◆ Task to complete:
Look through the material and copy each line holding "sender".
****************
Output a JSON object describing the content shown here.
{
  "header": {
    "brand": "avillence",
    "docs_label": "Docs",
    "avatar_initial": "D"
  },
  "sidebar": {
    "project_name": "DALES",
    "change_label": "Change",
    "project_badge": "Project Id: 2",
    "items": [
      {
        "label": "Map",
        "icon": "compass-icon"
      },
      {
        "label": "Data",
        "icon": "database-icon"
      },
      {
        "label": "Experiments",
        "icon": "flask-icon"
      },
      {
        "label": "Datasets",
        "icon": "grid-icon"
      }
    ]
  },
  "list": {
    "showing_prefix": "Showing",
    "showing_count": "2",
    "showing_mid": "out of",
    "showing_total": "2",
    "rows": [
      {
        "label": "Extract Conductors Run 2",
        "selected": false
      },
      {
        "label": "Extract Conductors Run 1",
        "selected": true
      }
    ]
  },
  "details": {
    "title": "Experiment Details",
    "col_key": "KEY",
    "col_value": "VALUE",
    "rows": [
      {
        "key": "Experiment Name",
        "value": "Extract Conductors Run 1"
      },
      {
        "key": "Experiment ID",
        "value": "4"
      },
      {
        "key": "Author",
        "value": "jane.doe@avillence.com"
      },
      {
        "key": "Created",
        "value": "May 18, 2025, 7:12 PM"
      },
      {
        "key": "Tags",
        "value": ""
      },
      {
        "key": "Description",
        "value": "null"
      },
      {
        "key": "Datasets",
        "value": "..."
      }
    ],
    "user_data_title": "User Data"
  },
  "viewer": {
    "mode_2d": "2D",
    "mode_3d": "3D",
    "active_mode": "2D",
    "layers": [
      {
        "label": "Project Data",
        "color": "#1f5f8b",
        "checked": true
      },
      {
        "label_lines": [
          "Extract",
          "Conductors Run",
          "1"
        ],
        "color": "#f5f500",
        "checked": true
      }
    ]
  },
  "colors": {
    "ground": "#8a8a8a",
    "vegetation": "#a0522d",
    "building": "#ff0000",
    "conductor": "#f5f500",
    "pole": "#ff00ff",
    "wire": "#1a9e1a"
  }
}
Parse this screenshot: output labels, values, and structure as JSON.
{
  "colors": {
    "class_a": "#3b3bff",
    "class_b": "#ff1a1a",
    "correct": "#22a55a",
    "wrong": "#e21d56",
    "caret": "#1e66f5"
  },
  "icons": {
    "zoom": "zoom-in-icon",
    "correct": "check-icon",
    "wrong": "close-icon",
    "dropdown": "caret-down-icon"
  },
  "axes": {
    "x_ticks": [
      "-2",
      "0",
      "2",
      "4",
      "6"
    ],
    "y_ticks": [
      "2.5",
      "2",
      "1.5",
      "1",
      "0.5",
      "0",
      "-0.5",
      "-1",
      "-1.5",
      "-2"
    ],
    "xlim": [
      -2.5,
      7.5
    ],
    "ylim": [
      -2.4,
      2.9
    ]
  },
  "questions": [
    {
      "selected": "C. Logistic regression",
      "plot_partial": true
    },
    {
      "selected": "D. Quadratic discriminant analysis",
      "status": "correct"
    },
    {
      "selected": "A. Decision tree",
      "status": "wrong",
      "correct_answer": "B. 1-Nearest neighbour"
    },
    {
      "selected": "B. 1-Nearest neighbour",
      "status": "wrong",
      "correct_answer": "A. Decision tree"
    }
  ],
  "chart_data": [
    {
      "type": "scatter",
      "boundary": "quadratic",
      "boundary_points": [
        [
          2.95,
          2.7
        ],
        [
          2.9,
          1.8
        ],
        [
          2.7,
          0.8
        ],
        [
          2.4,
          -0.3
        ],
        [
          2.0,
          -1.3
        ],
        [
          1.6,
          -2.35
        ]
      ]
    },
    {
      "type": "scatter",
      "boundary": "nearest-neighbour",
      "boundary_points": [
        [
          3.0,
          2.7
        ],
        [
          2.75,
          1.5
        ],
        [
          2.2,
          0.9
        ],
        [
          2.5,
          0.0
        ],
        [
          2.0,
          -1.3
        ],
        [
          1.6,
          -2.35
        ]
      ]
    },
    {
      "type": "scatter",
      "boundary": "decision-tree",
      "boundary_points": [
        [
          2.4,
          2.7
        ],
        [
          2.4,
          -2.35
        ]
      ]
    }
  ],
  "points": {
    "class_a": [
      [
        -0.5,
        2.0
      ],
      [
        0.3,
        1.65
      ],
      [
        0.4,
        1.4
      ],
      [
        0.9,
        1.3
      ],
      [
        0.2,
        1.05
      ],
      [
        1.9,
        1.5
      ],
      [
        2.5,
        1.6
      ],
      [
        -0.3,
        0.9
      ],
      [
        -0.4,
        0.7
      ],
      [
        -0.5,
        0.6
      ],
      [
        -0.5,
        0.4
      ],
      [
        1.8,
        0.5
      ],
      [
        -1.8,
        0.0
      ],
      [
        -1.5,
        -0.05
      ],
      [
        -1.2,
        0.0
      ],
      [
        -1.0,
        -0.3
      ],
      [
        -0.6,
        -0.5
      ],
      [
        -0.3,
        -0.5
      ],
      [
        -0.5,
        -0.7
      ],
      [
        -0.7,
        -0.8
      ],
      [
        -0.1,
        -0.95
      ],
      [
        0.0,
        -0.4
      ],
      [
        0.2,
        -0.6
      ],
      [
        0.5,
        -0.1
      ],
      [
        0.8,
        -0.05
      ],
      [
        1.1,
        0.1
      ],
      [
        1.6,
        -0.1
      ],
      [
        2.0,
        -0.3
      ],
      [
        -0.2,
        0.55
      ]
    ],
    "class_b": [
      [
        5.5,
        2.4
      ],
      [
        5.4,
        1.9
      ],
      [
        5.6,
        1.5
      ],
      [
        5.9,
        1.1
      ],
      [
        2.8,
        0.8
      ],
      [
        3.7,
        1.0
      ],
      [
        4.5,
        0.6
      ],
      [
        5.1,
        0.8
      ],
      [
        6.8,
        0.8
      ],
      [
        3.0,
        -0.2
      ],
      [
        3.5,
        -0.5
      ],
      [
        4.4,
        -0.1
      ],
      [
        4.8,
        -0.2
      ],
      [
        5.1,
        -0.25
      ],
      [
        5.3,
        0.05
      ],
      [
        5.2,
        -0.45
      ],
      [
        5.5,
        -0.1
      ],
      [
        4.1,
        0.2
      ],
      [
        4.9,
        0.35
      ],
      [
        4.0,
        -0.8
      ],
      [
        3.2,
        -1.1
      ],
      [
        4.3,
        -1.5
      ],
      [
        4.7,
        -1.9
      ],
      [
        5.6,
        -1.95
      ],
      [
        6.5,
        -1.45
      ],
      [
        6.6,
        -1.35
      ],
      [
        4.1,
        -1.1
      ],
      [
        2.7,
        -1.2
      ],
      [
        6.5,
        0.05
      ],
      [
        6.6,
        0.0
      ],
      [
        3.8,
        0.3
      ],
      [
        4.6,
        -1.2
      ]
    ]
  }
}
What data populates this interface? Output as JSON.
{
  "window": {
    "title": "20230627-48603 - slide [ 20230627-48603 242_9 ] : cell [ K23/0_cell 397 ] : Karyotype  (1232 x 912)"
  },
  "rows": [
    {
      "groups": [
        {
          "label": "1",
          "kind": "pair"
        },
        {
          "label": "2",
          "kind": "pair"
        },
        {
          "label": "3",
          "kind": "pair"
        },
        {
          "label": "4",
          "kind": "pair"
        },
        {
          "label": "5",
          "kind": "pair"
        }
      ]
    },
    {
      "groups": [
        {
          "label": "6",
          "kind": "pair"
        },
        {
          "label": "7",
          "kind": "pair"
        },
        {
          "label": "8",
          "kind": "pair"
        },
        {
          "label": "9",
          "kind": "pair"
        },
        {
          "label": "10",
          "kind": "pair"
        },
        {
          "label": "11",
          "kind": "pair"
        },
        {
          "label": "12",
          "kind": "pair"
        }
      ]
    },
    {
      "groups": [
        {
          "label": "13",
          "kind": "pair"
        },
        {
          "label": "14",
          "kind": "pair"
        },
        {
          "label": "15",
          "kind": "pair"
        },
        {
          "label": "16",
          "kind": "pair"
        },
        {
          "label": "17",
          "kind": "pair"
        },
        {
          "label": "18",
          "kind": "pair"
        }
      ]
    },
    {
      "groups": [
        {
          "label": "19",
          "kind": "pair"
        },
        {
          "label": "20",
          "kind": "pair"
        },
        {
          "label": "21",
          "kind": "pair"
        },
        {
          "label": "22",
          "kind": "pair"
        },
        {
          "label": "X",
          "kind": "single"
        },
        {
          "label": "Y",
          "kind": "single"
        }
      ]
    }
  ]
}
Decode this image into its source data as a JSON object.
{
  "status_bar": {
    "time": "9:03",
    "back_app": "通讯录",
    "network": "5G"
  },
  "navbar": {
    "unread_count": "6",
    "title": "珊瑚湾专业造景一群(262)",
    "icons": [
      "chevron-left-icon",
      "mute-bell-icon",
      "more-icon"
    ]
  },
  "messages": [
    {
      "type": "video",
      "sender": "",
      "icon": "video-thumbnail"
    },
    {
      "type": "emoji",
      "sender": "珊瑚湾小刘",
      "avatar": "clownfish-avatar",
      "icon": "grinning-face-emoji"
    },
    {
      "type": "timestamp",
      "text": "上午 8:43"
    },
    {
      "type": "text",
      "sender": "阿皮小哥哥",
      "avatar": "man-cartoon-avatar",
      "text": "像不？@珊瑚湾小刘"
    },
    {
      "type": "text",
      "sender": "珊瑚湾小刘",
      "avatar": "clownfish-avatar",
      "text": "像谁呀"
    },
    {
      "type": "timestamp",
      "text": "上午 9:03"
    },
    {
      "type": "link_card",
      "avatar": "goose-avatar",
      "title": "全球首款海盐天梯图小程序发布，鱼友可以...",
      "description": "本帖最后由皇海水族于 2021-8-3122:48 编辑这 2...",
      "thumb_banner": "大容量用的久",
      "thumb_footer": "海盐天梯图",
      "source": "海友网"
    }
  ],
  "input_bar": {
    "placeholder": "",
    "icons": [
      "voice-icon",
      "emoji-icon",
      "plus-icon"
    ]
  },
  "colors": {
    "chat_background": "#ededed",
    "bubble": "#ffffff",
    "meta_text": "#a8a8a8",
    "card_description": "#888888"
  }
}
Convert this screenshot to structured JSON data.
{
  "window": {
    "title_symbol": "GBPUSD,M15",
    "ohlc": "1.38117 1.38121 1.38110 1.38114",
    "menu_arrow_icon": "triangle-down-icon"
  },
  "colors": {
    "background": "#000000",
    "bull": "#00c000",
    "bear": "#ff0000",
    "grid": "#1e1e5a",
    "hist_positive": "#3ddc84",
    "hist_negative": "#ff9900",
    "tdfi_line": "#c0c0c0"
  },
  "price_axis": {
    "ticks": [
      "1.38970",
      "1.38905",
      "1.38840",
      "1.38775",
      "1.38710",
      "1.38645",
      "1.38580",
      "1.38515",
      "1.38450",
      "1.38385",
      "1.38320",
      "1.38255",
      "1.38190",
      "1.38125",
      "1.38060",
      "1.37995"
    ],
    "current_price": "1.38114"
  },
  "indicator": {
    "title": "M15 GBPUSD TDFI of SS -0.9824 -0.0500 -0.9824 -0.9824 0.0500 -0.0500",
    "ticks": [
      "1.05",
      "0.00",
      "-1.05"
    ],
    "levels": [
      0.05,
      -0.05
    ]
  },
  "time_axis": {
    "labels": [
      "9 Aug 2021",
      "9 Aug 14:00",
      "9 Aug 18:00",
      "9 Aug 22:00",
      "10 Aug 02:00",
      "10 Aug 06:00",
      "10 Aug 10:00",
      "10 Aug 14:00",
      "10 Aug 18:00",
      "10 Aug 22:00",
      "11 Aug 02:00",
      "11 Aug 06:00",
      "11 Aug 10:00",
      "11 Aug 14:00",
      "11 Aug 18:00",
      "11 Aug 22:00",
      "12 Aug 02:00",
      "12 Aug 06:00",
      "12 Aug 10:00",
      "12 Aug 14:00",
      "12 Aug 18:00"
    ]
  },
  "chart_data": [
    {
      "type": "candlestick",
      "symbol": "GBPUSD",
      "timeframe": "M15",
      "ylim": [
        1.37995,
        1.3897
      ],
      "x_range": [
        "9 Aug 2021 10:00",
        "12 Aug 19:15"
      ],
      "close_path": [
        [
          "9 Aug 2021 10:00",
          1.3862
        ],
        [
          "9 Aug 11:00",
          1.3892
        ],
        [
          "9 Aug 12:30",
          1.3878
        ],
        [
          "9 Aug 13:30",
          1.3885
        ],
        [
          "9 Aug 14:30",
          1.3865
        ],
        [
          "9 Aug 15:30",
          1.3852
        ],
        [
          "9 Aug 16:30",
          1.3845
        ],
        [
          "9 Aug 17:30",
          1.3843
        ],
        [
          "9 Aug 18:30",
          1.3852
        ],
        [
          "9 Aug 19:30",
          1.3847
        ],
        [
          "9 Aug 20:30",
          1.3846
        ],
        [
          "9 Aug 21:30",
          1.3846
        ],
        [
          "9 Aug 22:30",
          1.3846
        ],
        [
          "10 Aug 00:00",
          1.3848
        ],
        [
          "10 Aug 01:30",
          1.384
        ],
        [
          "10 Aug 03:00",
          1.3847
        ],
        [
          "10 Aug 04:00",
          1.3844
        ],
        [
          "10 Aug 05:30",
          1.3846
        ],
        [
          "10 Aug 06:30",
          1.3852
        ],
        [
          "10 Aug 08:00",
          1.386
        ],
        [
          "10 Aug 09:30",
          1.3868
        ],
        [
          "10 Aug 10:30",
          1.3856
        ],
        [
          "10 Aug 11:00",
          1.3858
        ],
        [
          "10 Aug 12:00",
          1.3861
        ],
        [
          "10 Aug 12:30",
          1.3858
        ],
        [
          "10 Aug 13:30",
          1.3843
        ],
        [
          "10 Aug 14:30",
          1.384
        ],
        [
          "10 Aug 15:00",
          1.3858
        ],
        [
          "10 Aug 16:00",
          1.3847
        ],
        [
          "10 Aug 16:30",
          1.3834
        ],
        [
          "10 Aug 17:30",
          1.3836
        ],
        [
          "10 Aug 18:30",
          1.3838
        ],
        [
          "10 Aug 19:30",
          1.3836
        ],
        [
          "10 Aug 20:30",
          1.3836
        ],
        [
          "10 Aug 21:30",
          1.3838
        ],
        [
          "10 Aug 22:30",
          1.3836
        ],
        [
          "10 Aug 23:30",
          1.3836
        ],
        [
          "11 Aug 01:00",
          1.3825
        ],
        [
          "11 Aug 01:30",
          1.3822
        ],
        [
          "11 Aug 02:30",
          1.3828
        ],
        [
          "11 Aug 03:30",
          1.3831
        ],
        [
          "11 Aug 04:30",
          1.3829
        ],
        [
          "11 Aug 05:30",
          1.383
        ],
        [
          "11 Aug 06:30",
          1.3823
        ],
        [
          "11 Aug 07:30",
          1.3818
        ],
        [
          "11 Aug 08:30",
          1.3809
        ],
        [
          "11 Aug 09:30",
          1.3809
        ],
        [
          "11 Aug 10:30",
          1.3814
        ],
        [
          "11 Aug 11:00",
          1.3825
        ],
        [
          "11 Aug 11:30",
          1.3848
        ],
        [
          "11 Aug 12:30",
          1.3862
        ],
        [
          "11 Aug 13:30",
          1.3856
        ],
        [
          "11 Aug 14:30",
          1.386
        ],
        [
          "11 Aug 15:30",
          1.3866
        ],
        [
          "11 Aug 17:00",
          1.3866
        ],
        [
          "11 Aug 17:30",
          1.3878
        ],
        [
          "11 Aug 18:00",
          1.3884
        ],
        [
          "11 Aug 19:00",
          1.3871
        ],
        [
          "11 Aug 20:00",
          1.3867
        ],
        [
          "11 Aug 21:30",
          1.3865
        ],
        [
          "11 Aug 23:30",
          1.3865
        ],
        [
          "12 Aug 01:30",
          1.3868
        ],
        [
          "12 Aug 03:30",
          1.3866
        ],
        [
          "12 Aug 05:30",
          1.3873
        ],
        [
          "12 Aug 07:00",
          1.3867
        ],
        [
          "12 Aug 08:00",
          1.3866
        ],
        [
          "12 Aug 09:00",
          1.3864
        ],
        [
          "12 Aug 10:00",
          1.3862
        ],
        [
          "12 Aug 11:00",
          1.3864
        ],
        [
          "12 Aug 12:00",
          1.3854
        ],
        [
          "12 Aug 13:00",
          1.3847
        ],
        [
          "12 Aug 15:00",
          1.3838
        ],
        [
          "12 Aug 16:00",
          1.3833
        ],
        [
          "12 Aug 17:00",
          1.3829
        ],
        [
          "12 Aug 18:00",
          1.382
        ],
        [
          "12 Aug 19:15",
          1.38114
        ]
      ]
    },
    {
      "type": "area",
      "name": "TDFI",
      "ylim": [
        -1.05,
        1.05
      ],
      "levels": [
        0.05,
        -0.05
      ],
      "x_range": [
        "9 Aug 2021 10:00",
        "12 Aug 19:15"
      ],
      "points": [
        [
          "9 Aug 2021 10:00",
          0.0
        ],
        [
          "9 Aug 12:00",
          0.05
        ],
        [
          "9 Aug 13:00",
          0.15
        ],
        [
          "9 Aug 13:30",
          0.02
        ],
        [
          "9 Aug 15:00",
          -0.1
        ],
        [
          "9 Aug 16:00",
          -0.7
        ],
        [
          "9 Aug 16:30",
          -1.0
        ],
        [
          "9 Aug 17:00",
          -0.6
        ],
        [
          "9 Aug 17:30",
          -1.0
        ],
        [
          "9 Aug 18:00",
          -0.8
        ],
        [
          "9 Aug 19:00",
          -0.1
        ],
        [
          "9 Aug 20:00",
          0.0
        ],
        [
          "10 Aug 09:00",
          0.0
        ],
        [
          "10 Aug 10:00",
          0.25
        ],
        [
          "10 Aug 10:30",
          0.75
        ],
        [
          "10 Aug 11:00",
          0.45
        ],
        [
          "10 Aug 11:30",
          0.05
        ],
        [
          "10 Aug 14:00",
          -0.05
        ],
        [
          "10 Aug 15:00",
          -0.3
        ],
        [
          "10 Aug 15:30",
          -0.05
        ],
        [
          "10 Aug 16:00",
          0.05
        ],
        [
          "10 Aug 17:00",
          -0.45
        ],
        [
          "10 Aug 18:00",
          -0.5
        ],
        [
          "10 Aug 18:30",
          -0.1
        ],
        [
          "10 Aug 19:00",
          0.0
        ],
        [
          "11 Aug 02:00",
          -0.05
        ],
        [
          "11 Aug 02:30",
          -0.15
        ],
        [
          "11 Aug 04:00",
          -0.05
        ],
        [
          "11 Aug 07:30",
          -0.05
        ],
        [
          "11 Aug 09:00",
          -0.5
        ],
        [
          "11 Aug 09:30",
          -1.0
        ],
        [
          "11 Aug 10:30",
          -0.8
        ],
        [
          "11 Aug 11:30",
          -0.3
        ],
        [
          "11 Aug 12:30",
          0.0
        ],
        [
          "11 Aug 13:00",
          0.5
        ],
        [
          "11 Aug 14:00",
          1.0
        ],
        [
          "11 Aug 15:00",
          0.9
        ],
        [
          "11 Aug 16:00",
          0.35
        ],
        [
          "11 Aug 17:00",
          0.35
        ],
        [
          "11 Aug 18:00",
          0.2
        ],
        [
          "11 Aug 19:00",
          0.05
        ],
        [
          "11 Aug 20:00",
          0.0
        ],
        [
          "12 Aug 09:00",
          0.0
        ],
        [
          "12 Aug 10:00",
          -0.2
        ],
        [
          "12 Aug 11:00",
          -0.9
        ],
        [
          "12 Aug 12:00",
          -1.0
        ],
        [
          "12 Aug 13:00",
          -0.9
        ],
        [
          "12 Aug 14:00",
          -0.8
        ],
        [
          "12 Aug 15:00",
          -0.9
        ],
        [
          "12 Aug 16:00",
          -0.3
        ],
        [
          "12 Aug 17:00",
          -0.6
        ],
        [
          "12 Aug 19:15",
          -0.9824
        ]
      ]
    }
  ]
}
****************
◆ Expected answer:
      "sender": "",
      "sender": "珊瑚湾小刘",
      "sender": "阿皮小哥哥",
      "sender": "珊瑚湾小刘",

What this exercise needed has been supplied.